── DATA FOR THIS EXERCISE

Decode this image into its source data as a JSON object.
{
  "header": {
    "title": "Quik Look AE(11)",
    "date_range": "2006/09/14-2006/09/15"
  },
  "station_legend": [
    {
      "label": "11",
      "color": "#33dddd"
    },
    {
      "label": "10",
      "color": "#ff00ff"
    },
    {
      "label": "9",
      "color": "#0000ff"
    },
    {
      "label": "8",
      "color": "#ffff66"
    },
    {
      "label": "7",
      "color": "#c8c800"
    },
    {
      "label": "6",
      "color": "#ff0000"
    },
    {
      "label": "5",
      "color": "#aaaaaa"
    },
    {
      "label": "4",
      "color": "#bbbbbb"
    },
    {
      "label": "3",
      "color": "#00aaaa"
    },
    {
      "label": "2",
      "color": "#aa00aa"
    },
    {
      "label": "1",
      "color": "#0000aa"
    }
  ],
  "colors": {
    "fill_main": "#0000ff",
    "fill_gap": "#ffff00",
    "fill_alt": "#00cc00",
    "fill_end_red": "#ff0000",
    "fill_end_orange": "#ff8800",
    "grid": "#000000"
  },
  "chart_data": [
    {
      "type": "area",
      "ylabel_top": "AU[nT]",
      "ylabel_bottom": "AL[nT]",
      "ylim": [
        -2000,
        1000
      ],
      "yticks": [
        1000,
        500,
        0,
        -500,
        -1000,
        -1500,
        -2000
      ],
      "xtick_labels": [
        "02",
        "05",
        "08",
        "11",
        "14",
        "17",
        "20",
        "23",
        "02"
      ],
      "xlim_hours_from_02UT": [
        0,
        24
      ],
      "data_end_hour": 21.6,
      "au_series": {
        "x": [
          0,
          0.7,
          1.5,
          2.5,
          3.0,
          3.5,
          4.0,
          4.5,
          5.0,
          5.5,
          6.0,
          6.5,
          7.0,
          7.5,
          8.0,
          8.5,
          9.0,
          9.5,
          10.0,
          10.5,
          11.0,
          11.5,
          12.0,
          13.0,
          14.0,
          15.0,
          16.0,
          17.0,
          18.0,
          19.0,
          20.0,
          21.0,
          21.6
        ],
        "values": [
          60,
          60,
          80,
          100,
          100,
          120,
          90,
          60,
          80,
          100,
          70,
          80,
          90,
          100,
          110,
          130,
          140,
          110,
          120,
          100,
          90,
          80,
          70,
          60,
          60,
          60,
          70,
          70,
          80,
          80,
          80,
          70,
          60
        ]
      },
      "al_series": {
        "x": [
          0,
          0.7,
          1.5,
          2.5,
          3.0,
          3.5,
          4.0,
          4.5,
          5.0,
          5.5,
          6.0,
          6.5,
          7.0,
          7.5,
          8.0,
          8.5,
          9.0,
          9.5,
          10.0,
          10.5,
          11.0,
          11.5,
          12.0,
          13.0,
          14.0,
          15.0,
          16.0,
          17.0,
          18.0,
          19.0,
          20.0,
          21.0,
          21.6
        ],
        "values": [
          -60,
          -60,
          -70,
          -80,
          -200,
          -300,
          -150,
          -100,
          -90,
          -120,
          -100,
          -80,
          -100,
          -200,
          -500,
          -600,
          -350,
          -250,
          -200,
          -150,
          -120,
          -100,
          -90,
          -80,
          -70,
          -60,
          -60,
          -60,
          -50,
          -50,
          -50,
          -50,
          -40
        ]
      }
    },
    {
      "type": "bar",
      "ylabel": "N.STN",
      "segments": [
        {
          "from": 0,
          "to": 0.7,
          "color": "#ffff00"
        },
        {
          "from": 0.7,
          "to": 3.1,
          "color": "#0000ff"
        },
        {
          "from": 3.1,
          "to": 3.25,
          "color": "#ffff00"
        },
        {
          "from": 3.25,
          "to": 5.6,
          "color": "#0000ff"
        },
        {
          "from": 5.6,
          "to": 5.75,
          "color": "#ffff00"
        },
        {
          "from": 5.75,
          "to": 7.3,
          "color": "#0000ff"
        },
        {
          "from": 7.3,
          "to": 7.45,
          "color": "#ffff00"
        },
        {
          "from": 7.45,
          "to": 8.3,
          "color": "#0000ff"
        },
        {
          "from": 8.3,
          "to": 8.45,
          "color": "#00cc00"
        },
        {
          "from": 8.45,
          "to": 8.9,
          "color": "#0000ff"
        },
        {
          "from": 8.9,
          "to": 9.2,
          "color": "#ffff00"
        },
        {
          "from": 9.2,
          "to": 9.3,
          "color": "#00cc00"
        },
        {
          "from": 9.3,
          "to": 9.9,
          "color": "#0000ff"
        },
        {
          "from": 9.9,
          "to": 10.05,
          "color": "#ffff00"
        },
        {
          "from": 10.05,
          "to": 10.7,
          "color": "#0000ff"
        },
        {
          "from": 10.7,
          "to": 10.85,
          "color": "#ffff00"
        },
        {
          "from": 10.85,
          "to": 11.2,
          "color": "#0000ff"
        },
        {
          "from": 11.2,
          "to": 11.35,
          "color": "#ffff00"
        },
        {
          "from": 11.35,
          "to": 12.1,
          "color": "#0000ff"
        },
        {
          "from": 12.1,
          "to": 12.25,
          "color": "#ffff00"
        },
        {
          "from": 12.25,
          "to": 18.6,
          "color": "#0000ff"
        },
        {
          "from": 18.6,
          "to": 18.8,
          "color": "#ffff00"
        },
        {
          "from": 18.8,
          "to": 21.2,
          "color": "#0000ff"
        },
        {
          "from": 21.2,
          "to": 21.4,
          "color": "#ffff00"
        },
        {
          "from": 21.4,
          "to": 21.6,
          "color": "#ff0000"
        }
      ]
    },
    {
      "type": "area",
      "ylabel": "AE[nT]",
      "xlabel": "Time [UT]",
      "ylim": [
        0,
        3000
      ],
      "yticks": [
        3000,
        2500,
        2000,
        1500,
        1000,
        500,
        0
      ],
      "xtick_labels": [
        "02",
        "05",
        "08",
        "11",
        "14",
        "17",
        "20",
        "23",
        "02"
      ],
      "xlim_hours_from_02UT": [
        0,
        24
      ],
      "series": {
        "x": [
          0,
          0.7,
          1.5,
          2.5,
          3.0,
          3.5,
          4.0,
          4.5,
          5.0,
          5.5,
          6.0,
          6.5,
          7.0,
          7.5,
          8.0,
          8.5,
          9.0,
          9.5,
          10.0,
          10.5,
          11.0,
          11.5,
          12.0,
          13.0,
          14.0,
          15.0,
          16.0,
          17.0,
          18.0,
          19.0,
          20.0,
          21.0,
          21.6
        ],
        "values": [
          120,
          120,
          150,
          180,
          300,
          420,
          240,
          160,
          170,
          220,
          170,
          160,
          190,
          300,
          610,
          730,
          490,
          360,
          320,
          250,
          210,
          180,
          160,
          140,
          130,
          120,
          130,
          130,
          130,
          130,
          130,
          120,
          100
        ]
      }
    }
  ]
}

────

_WHAT YOU NEED TO DO_: The data above must be returned in full, exactly as written.

_EXERCISE RESULT_:
Decode this image into its source data as a JSON object.
{
  "header": {
    "title": "Quik Look AE(11)",
    "date_range": "2006/09/14-2006/09/15"
  },
  "station_legend": [
    {
      "label": "11",
      "color": "#33dddd"
    },
    {
      "label": "10",
      "color": "#ff00ff"
    },
    {
      "label": "9",
      "color": "#0000ff"
    },
    {
      "label": "8",
      "color": "#ffff66"
    },
    {
      "label": "7",
      "color": "#c8c800"
    },
    {
      "label": "6",
      "color": "#ff0000"
    },
    {
      "label": "5",
      "color": "#aaaaaa"
    },
    {
      "label": "4",
      "color": "#bbbbbb"
    },
    {
      "label": "3",
      "color": "#00aaaa"
    },
    {
      "label": "2",
      "color": "#aa00aa"
    },
    {
      "label": "1",
      "color": "#0000aa"
    }
  ],
  "colors": {
    "fill_main": "#0000ff",
    "fill_gap": "#ffff00",
    "fill_alt": "#00cc00",
    "fill_end_red": "#ff0000",
    "fill_end_orange": "#ff8800",
    "grid": "#000000"
  },
  "chart_data": [
    {
      "type": "area",
      "ylabel_top": "AU[nT]",
      "ylabel_bottom": "AL[nT]",
      "ylim": [
        -2000,
        1000
      ],
      "yticks": [
        1000,
        500,
        0,
        -500,
        -1000,
        -1500,
        -2000
      ],
      "xtick_labels": [
        "02",
        "05",
        "08",
        "11",
        "14",
        "17",
        "20",
        "23",
        "02"
      ],
      "xlim_hours_from_02UT": [
        0,
        24
      ],
      "data_end_hour": 21.6,
      "au_series": {
        "x": [
          0,
          0.7,
          1.5,
          2.5,
          3.0,
          3.5,
          4.0,
          4.5,
          5.0,
          5.5,
          6.0,
          6.5,
          7.0,
          7.5,
          8.0,
          8.5,
          9.0,
          9.5,
          10.0,
          10.5,
          11.0,
          11.5,
          12.0,
          13.0,
          14.0,
          15.0,
          16.0,
          17.0,
          18.0,
          19.0,
          20.0,
          21.0,
          21.6
        ],
        "values": [
          60,
          60,
          80,
          100,
          100,
          120,
          90,
          60,
          80,
          100,
          70,
          80,
          90,
          100,
          110,
          130,
          140,
          110,
          120,
          100,
          90,
          80,
          70,
          60,
          60,
          60,
          70,
          70,
          80,
          80,
          80,
          70,
          60
        ]
      },
      "al_series": {
        "x": [
          0,
          0.7,
          1.5,
          2.5,
          3.0,
          3.5,
          4.0,
          4.5,
          5.0,
          5.5,
          6.0,
          6.5,
          7.0,
          7.5,
          8.0,
          8.5,
          9.0,
          9.5,
          10.0,
          10.5,
          11.0,
          11.5,
          12.0,
          13.0,
          14.0,
          15.0,
          16.0,
          17.0,
          18.0,
          19.0,
          20.0,
          21.0,
          21.6
        ],
        "values": [
          -60,
          -60,
          -70,
          -80,
          -200,
          -300,
          -150,
          -100,
          -90,
          -120,
          -100,
          -80,
          -100,
          -200,
          -500,
          -600,
          -350,
          -250,
          -200,
          -150,
          -120,
          -100,
          -90,
          -80,
          -70,
          -60,
          -60,
          -60,
          -50,
          -50,
          -50,
          -50,
          -40
        ]
      }
    },
    {
      "type": "bar",
      "ylabel": "N.STN",
      "segments": [
        {
          "from": 0,
          "to": 0.7,
          "color": "#ffff00"
        },
        {
          "from": 0.7,
          "to": 3.1,
          "color": "#0000ff"
        },
        {
          "from": 3.1,
          "to": 3.25,
          "color": "#ffff00"
        },
        {
          "from": 3.25,
          "to": 5.6,
          "color": "#0000ff"
        },
        {
          "from": 5.6,
          "to": 5.75,
          "color": "#ffff00"
        },
        {
          "from": 5.75,
          "to": 7.3,
          "color": "#0000ff"
        },
        {
          "from": 7.3,
          "to": 7.45,
          "color": "#ffff00"
        },
        {
          "from": 7.45,
          "to": 8.3,
          "color": "#0000ff"
        },
        {
          "from": 8.3,
          "to": 8.45,
          "color": "#00cc00"
        },
        {
          "from": 8.45,
          "to": 8.9,
          "color": "#0000ff"
        },
        {
          "from": 8.9,
          "to": 9.2,
          "color": "#ffff00"
        },
        {
          "from": 9.2,
          "to": 9.3,
          "color": "#00cc00"
        },
        {
          "from": 9.3,
          "to": 9.9,
          "color": "#0000ff"
        },
        {
          "from": 9.9,
          "to": 10.05,
          "color": "#ffff00"
        },
        {
          "from": 10.05,
          "to": 10.7,
          "color": "#0000ff"
        },
        {
          "from": 10.7,
          "to": 10.85,
          "color": "#ffff00"
        },
        {
          "from": 10.85,
          "to": 11.2,
          "color": "#0000ff"
        },
        {
          "from": 11.2,
          "to": 11.35,
          "color": "#ffff00"
        },
        {
          "from": 11.35,
          "to": 12.1,
          "color": "#0000ff"
        },
        {
          "from": 12.1,
          "to": 12.25,
          "color": "#ffff00"
        },
        {
          "from": 12.25,
          "to": 18.6,
          "color": "#0000ff"
        },
        {
          "from": 18.6,
          "to": 18.8,
          "color": "#ffff00"
        },
        {
          "from": 18.8,
          "to": 21.2,
          "color": "#0000ff"
        },
        {
          "from": 21.2,
          "to": 21.4,
          "color": "#ffff00"
        },
        {
          "from": 21.4,
          "to": 21.6,
          "color": "#ff0000"
        }
      ]
    },
    {
      "type": "area",
      "ylabel": "AE[nT]",
      "xlabel": "Time [UT]",
      "ylim": [
        0,
        3000
      ],
      "yticks": [
        3000,
        2500,
        2000,
        1500,
        1000,
        500,
        0
      ],
      "xtick_labels": [
        "02",
        "05",
        "08",
        "11",
        "14",
        "17",
        "20",
        "23",
        "02"
      ],
      "xlim_hours_from_02UT": [
        0,
        24
      ],
      "series": {
        "x": [
          0,
          0.7,
          1.5,
          2.5,
          3.0,
          3.5,
          4.0,
          4.5,
          5.0,
          5.5,
          6.0,
          6.5,
          7.0,
          7.5,
          8.0,
          8.5,
          9.0,
          9.5,
          10.0,
          10.5,
          11.0,
          11.5,
          12.0,
          13.0,
          14.0,
          15.0,
          16.0,
          17.0,
          18.0,
          19.0,
          20.0,
          21.0,
          21.6
        ],
        "values": [
          120,
          120,
          150,
          180,
          300,
          420,
          240,
          160,
          170,
          220,
          170,
          160,
          190,
          300,
          610,
          730,
          490,
          360,
          320,
          250,
          210,
          180,
          160,
          140,
          130,
          120,
          130,
          130,
          130,
          130,
          130,
          120,
          100
        ]
      }
    }
  ]
}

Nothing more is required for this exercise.